- [Written problem]
Output the material below in its entirety, exactly as given.

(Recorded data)
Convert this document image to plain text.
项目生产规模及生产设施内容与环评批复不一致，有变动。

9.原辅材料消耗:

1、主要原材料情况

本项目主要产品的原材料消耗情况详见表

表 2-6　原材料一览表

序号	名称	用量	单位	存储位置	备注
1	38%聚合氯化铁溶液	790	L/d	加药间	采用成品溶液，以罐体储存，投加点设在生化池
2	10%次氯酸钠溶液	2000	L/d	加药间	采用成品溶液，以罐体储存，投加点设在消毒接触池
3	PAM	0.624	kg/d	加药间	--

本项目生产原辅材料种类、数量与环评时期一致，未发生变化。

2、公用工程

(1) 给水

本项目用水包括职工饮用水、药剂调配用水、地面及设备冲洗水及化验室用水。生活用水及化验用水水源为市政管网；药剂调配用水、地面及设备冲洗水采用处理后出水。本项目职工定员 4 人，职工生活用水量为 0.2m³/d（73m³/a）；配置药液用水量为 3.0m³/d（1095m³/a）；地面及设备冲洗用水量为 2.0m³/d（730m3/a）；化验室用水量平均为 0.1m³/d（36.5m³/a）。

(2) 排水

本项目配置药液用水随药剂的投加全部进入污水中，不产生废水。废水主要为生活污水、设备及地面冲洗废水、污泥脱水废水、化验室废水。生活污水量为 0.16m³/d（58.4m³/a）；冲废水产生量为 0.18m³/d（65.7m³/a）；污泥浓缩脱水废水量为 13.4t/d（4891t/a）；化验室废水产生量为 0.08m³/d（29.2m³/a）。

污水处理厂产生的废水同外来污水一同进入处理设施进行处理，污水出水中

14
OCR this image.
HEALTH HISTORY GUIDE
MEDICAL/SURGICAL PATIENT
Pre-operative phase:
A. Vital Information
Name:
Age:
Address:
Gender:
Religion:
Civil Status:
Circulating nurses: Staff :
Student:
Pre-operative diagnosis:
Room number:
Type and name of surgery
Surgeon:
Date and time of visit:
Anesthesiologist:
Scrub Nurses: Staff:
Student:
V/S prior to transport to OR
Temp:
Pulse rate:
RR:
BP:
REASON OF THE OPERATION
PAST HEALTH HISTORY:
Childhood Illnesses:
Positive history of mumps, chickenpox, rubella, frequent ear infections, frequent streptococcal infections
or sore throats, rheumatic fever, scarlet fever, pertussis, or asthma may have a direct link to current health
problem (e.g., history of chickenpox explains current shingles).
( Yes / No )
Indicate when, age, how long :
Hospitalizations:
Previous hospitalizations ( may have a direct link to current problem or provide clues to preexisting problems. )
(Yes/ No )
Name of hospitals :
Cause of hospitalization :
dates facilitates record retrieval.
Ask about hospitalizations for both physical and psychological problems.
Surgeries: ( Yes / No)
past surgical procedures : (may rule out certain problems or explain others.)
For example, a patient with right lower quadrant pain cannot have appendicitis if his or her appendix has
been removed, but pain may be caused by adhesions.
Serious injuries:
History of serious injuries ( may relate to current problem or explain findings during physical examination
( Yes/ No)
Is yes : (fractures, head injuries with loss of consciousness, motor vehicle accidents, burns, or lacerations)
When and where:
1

- [Correct output]
Convert this document image to plain text.
项目生产规模及生产设施内容与环评批复不一致，有变动。

9.原辅材料消耗:

1、主要原材料情况

本项目主要产品的原材料消耗情况详见表

表 2-6　原材料一览表

序号	名称	用量	单位	存储位置	备注
1	38%聚合氯化铁溶液	790	L/d	加药间	采用成品溶液，以罐体储存，投加点设在生化池
2	10%次氯酸钠溶液	2000	L/d	加药间	采用成品溶液，以罐体储存，投加点设在消毒接触池
3	PAM	0.624	kg/d	加药间	--

本项目生产原辅材料种类、数量与环评时期一致，未发生变化。

2、公用工程

(1) 给水

本项目用水包括职工饮用水、药剂调配用水、地面及设备冲洗水及化验室用水。生活用水及化验用水水源为市政管网；药剂调配用水、地面及设备冲洗水采用处理后出水。本项目职工定员 4 人，职工生活用水量为 0.2m³/d（73m³/a）；配置药液用水量为 3.0m³/d（1095m³/a）；地面及设备冲洗用水量为 2.0m³/d（730m3/a）；化验室用水量平均为 0.1m³/d（36.5m³/a）。

(2) 排水

本项目配置药液用水随药剂的投加全部进入污水中，不产生废水。废水主要为生活污水、设备及地面冲洗废水、污泥脱水废水、化验室废水。生活污水量为 0.16m³/d（58.4m³/a）；冲废水产生量为 0.18m³/d（65.7m³/a）；污泥浓缩脱水废水量为 13.4t/d（4891t/a）；化验室废水产生量为 0.08m³/d（29.2m³/a）。

污水处理厂产生的废水同外来污水一同进入处理设施进行处理，污水出水中

14
OCR this image.
HEALTH HISTORY GUIDE
MEDICAL/SURGICAL PATIENT
Pre-operative phase:
A. Vital Information
Name:
Age:
Address:
Gender:
Religion:
Civil Status:
Circulating nurses: Staff :
Student:
Pre-operative diagnosis:
Room number:
Type and name of surgery
Surgeon:
Date and time of visit:
Anesthesiologist:
Scrub Nurses: Staff:
Student:
V/S prior to transport to OR
Temp:
Pulse rate:
RR:
BP:
REASON OF THE OPERATION
PAST HEALTH HISTORY:
Childhood Illnesses:
Positive history of mumps, chickenpox, rubella, frequent ear infections, frequent streptococcal infections
or sore throats, rheumatic fever, scarlet fever, pertussis, or asthma may have a direct link to current health
problem (e.g., history of chickenpox explains current shingles).
( Yes / No )
Indicate when, age, how long :
Hospitalizations:
Previous hospitalizations ( may have a direct link to current problem or provide clues to preexisting problems. )
(Yes/ No )
Name of hospitals :
Cause of hospitalization :
dates facilitates record retrieval.
Ask about hospitalizations for both physical and psychological problems.
Surgeries: ( Yes / No)
past surgical procedures : (may rule out certain problems or explain others.)
For example, a patient with right lower quadrant pain cannot have appendicitis if his or her appendix has
been removed, but pain may be caused by adhesions.
Serious injuries:
History of serious injuries ( may relate to current problem or explain findings during physical examination
( Yes/ No)
Is yes : (fractures, head injuries with loss of consciousness, motor vehicle accidents, burns, or lacerations)
When and where:
1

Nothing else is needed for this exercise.